* **Task description**
Do not include the pictures; repeat the rest of the data exactly.

(Data items)

____________________

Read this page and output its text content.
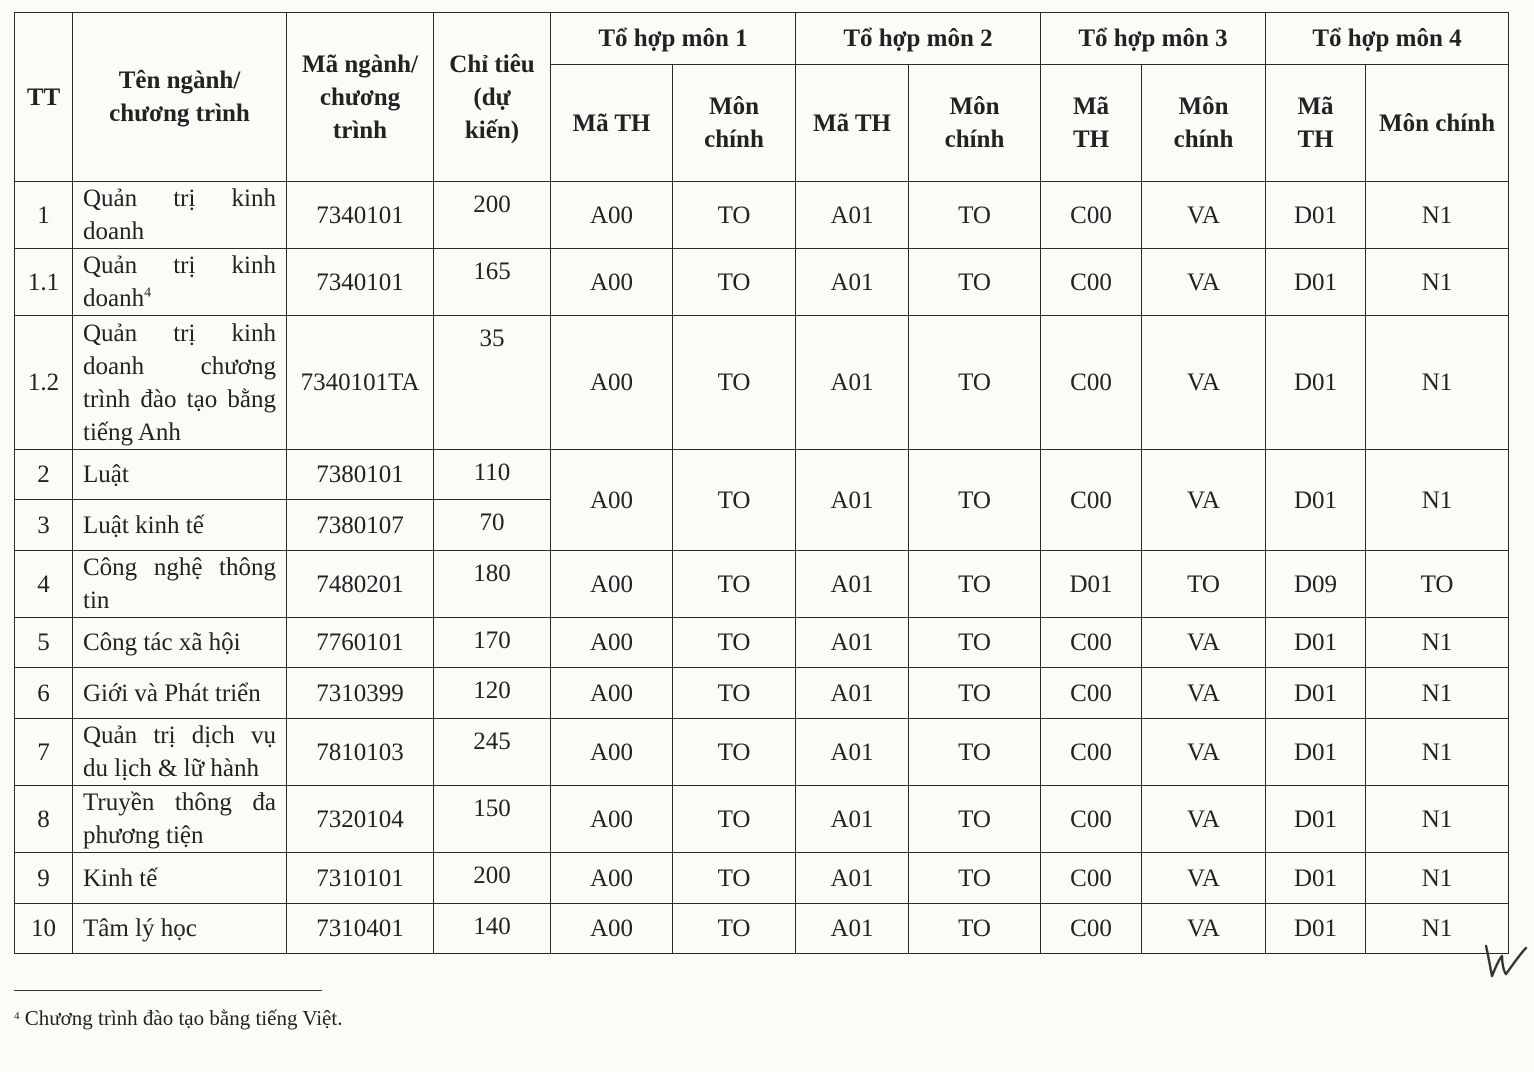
TT	Tên ngành/ chương trình	Mã ngành/ chương trình	Chỉ tiêu (dự kiến)	Tổ hợp môn 1		Tổ hợp môn 2		Tổ hợp môn 3		Tổ hợp môn 4	
				Mã TH	Môn chính	Mã TH	Môn chính	Mã TH	Môn chính	Mã TH	Môn chính
1	Quản trị kinh doanh	7340101	200	A00	TO	A01	TO	C00	VA	D01	N1
1.1	Quản trị kinh doanh$^4$	7340101	165	A00	TO	A01	TO	C00	VA	D01	N1
1.2	Quản trị kinh doanh chương trình đào tạo bằng tiếng Anh	7340101TA	35	A00	TO	A01	TO	C00	VA	D01	N1
2	Luật	7380101	110	A00	TO	A01	TO	C00	VA	D01	N1
3	Luật kinh tế	7380107	70								
4	Công nghệ thông tin	7480201	180	A00	TO	A01	TO	D01	TO	D09	TO
5	Công tác xã hội	7760101	170	A00	TO	A01	TO	C00	VA	D01	N1
6	Giới và Phát triển	7310399	120	A00	TO	A01	TO	C00	VA	D01	N1
7	Quản trị dịch vụ du lịch & lữ hành	7810103	245	A00	TO	A01	TO	C00	VA	D01	N1
8	Truyền thông đa phương tiện	7320104	150	A00	TO	A01	TO	C00	VA	D01	N1
9	Kinh tế	7310101	200	A00	TO	A01	TO	C00	VA	D01	N1
10	Tâm lý học	7310401	140	A00	TO	A01	TO	C00	VA	D01	N1
$^4$ Chương trình đào tạo bằng tiếng Việt.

____________________

* **Task output**
Read this page and output its text content.
TT	Tên ngành/ chương trình	Mã ngành/ chương trình	Chỉ tiêu (dự kiến)	Tổ hợp môn 1		Tổ hợp môn 2		Tổ hợp môn 3		Tổ hợp môn 4	
				Mã TH	Môn chính	Mã TH	Môn chính	Mã TH	Môn chính	Mã TH	Môn chính
1	Quản trị kinh doanh	7340101	200	A00	TO	A01	TO	C00	VA	D01	N1
1.1	Quản trị kinh doanh$^4$	7340101	165	A00	TO	A01	TO	C00	VA	D01	N1
1.2	Quản trị kinh doanh chương trình đào tạo bằng tiếng Anh	7340101TA	35	A00	TO	A01	TO	C00	VA	D01	N1
2	Luật	7380101	110	A00	TO	A01	TO	C00	VA	D01	N1
3	Luật kinh tế	7380107	70								
4	Công nghệ thông tin	7480201	180	A00	TO	A01	TO	D01	TO	D09	TO
5	Công tác xã hội	7760101	170	A00	TO	A01	TO	C00	VA	D01	N1
6	Giới và Phát triển	7310399	120	A00	TO	A01	TO	C00	VA	D01	N1
7	Quản trị dịch vụ du lịch & lữ hành	7810103	245	A00	TO	A01	TO	C00	VA	D01	N1
8	Truyền thông đa phương tiện	7320104	150	A00	TO	A01	TO	C00	VA	D01	N1
9	Kinh tế	7310101	200	A00	TO	A01	TO	C00	VA	D01	N1
10	Tâm lý học	7310401	140	A00	TO	A01	TO	C00	VA	D01	N1
$^4$ Chương trình đào tạo bằng tiếng Việt.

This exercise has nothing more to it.